§ Goal
Every entry that follows should be reproduced exactly.

Excerpts from a figure dataset
+ + + + +

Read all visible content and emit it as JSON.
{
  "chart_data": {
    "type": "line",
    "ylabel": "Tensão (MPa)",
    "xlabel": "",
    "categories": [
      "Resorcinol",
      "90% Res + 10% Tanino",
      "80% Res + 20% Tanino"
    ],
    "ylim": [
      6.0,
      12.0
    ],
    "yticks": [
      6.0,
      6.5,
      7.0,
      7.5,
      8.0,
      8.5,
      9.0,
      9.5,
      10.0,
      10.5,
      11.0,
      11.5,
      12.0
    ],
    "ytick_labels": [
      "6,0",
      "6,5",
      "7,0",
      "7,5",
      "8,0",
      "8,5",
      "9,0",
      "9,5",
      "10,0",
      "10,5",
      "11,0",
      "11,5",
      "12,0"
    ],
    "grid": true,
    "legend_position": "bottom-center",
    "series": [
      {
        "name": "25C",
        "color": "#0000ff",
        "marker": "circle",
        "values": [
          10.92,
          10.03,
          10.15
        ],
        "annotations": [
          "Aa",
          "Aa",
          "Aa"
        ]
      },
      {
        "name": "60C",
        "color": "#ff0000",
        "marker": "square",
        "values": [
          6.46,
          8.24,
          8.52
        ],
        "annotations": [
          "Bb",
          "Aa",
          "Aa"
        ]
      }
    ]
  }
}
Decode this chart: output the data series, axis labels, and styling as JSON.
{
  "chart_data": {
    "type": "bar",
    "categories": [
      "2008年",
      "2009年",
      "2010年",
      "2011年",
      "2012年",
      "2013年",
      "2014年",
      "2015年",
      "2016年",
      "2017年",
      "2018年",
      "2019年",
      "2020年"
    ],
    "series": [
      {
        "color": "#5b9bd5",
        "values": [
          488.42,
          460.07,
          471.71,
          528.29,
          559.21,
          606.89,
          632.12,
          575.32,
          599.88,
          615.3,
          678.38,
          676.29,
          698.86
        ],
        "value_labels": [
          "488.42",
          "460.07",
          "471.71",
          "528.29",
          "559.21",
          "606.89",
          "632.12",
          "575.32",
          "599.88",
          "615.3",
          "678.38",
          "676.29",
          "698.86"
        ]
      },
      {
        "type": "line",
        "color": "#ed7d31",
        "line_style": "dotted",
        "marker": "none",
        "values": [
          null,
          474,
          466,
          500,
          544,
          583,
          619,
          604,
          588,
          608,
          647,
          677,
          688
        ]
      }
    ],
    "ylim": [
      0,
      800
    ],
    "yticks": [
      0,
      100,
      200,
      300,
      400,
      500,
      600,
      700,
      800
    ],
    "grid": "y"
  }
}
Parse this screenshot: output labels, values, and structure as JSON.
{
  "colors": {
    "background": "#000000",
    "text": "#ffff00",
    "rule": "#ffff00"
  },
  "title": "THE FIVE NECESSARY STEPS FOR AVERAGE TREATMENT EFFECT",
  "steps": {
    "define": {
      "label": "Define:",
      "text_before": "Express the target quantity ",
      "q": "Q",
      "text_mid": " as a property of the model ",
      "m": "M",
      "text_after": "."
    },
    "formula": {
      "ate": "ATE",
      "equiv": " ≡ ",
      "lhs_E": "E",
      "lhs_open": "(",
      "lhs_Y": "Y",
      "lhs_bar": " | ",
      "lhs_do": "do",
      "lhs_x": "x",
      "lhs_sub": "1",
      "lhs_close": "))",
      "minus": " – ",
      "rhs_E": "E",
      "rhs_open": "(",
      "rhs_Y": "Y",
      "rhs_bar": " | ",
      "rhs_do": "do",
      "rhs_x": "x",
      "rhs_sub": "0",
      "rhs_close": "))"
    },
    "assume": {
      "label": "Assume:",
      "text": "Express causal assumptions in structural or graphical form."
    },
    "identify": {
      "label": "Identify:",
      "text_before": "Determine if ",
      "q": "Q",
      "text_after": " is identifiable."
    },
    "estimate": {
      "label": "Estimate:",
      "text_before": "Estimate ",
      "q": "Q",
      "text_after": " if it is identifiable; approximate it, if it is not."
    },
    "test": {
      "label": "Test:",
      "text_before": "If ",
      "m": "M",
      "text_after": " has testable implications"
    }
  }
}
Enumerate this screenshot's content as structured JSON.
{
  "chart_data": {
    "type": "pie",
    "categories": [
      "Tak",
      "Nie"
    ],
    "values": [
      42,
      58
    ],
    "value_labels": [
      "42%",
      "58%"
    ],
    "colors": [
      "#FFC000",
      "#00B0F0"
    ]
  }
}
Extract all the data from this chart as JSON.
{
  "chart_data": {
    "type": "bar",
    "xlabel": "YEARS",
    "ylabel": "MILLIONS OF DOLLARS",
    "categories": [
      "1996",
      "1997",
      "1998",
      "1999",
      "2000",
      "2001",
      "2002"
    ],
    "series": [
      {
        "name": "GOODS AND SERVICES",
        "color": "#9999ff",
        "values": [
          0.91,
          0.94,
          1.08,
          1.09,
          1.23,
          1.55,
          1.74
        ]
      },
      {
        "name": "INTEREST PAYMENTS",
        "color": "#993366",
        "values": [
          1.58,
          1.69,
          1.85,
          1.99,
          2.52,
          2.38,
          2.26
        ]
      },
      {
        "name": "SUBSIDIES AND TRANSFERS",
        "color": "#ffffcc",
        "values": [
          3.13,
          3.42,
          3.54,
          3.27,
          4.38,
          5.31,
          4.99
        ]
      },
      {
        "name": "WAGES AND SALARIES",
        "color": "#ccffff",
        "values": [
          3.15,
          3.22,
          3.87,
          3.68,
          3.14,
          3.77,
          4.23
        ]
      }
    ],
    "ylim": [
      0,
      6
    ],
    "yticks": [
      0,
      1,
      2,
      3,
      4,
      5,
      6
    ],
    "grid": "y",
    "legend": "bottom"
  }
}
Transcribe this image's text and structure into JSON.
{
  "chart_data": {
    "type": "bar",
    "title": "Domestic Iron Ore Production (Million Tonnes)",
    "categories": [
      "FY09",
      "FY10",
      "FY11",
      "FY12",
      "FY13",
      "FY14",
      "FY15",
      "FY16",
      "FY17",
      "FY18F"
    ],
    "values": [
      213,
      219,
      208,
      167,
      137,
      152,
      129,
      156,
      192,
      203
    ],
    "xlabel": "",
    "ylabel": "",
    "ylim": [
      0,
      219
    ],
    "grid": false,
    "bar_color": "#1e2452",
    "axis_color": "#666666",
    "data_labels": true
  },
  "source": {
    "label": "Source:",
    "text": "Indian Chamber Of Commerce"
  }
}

+ + + + +

§ Response to the exercise
Read all visible content and emit it as JSON.
{
  "chart_data": {
    "type": "line",
    "ylabel": "Tensão (MPa)",
    "xlabel": "",
    "categories": [
      "Resorcinol",
      "90% Res + 10% Tanino",
      "80% Res + 20% Tanino"
    ],
    "ylim": [
      6.0,
      12.0
    ],
    "yticks": [
      6.0,
      6.5,
      7.0,
      7.5,
      8.0,
      8.5,
      9.0,
      9.5,
      10.0,
      10.5,
      11.0,
      11.5,
      12.0
    ],
    "ytick_labels": [
      "6,0",
      "6,5",
      "7,0",
      "7,5",
      "8,0",
      "8,5",
      "9,0",
      "9,5",
      "10,0",
      "10,5",
      "11,0",
      "11,5",
      "12,0"
    ],
    "grid": true,
    "legend_position": "bottom-center",
    "series": [
      {
        "name": "25C",
        "color": "#0000ff",
        "marker": "circle",
        "values": [
          10.92,
          10.03,
          10.15
        ],
        "annotations": [
          "Aa",
          "Aa",
          "Aa"
        ]
      },
      {
        "name": "60C",
        "color": "#ff0000",
        "marker": "square",
        "values": [
          6.46,
          8.24,
          8.52
        ],
        "annotations": [
          "Bb",
          "Aa",
          "Aa"
        ]
      }
    ]
  }
}
Decode this chart: output the data series, axis labels, and styling as JSON.
{
  "chart_data": {
    "type": "bar",
    "categories": [
      "2008年",
      "2009年",
      "2010年",
      "2011年",
      "2012年",
      "2013年",
      "2014年",
      "2015年",
      "2016年",
      "2017年",
      "2018年",
      "2019年",
      "2020年"
    ],
    "series": [
      {
        "color": "#5b9bd5",
        "values": [
          488.42,
          460.07,
          471.71,
          528.29,
          559.21,
          606.89,
          632.12,
          575.32,
          599.88,
          615.3,
          678.38,
          676.29,
          698.86
        ],
        "value_labels": [
          "488.42",
          "460.07",
          "471.71",
          "528.29",
          "559.21",
          "606.89",
          "632.12",
          "575.32",
          "599.88",
          "615.3",
          "678.38",
          "676.29",
          "698.86"
        ]
      },
      {
        "type": "line",
        "color": "#ed7d31",
        "line_style": "dotted",
        "marker": "none",
        "values": [
          null,
          474,
          466,
          500,
          544,
          583,
          619,
          604,
          588,
          608,
          647,
          677,
          688
        ]
      }
    ],
    "ylim": [
      0,
      800
    ],
    "yticks": [
      0,
      100,
      200,
      300,
      400,
      500,
      600,
      700,
      800
    ],
    "grid": "y"
  }
}
Parse this screenshot: output labels, values, and structure as JSON.
{
  "colors": {
    "background": "#000000",
    "text": "#ffff00",
    "rule": "#ffff00"
  },
  "title": "THE FIVE NECESSARY STEPS FOR AVERAGE TREATMENT EFFECT",
  "steps": {
    "define": {
      "label": "Define:",
      "text_before": "Express the target quantity ",
      "q": "Q",
      "text_mid": " as a property of the model ",
      "m": "M",
      "text_after": "."
    },
    "formula": {
      "ate": "ATE",
      "equiv": " ≡ ",
      "lhs_E": "E",
      "lhs_open": "(",
      "lhs_Y": "Y",
      "lhs_bar": " | ",
      "lhs_do": "do",
      "lhs_x": "x",
      "lhs_sub": "1",
      "lhs_close": "))",
      "minus": " – ",
      "rhs_E": "E",
      "rhs_open": "(",
      "rhs_Y": "Y",
      "rhs_bar": " | ",
      "rhs_do": "do",
      "rhs_x": "x",
      "rhs_sub": "0",
      "rhs_close": "))"
    },
    "assume": {
      "label": "Assume:",
      "text": "Express causal assumptions in structural or graphical form."
    },
    "identify": {
      "label": "Identify:",
      "text_before": "Determine if ",
      "q": "Q",
      "text_after": " is identifiable."
    },
    "estimate": {
      "label": "Estimate:",
      "text_before": "Estimate ",
      "q": "Q",
      "text_after": " if it is identifiable; approximate it, if it is not."
    },
    "test": {
      "label": "Test:",
      "text_before": "If ",
      "m": "M",
      "text_after": " has testable implications"
    }
  }
}
Enumerate this screenshot's content as structured JSON.
{
  "chart_data": {
    "type": "pie",
    "categories": [
      "Tak",
      "Nie"
    ],
    "values": [
      42,
      58
    ],
    "value_labels": [
      "42%",
      "58%"
    ],
    "colors": [
      "#FFC000",
      "#00B0F0"
    ]
  }
}
Extract all the data from this chart as JSON.
{
  "chart_data": {
    "type": "bar",
    "xlabel": "YEARS",
    "ylabel": "MILLIONS OF DOLLARS",
    "categories": [
      "1996",
      "1997",
      "1998",
      "1999",
      "2000",
      "2001",
      "2002"
    ],
    "series": [
      {
        "name": "GOODS AND SERVICES",
        "color": "#9999ff",
        "values": [
          0.91,
          0.94,
          1.08,
          1.09,
          1.23,
          1.55,
          1.74
        ]
      },
      {
        "name": "INTEREST PAYMENTS",
        "color": "#993366",
        "values": [
          1.58,
          1.69,
          1.85,
          1.99,
          2.52,
          2.38,
          2.26
        ]
      },
      {
        "name": "SUBSIDIES AND TRANSFERS",
        "color": "#ffffcc",
        "values": [
          3.13,
          3.42,
          3.54,
          3.27,
          4.38,
          5.31,
          4.99
        ]
      },
      {
        "name": "WAGES AND SALARIES",
        "color": "#ccffff",
        "values": [
          3.15,
          3.22,
          3.87,
          3.68,
          3.14,
          3.77,
          4.23
        ]
      }
    ],
    "ylim": [
      0,
      6
    ],
    "yticks": [
      0,
      1,
      2,
      3,
      4,
      5,
      6
    ],
    "grid": "y",
    "legend": "bottom"
  }
}
Transcribe this image's text and structure into JSON.
{
  "chart_data": {
    "type": "bar",
    "title": "Domestic Iron Ore Production (Million Tonnes)",
    "categories": [
      "FY09",
      "FY10",
      "FY11",
      "FY12",
      "FY13",
      "FY14",
      "FY15",
      "FY16",
      "FY17",
      "FY18F"
    ],
    "values": [
      213,
      219,
      208,
      167,
      137,
      152,
      129,
      156,
      192,
      203
    ],
    "xlabel": "",
    "ylabel": "",
    "ylim": [
      0,
      219
    ],
    "grid": false,
    "bar_color": "#1e2452",
    "axis_color": "#666666",
    "data_labels": true
  },
  "source": {
    "label": "Source:",
    "text": "Indian Chamber Of Commerce"
  }
}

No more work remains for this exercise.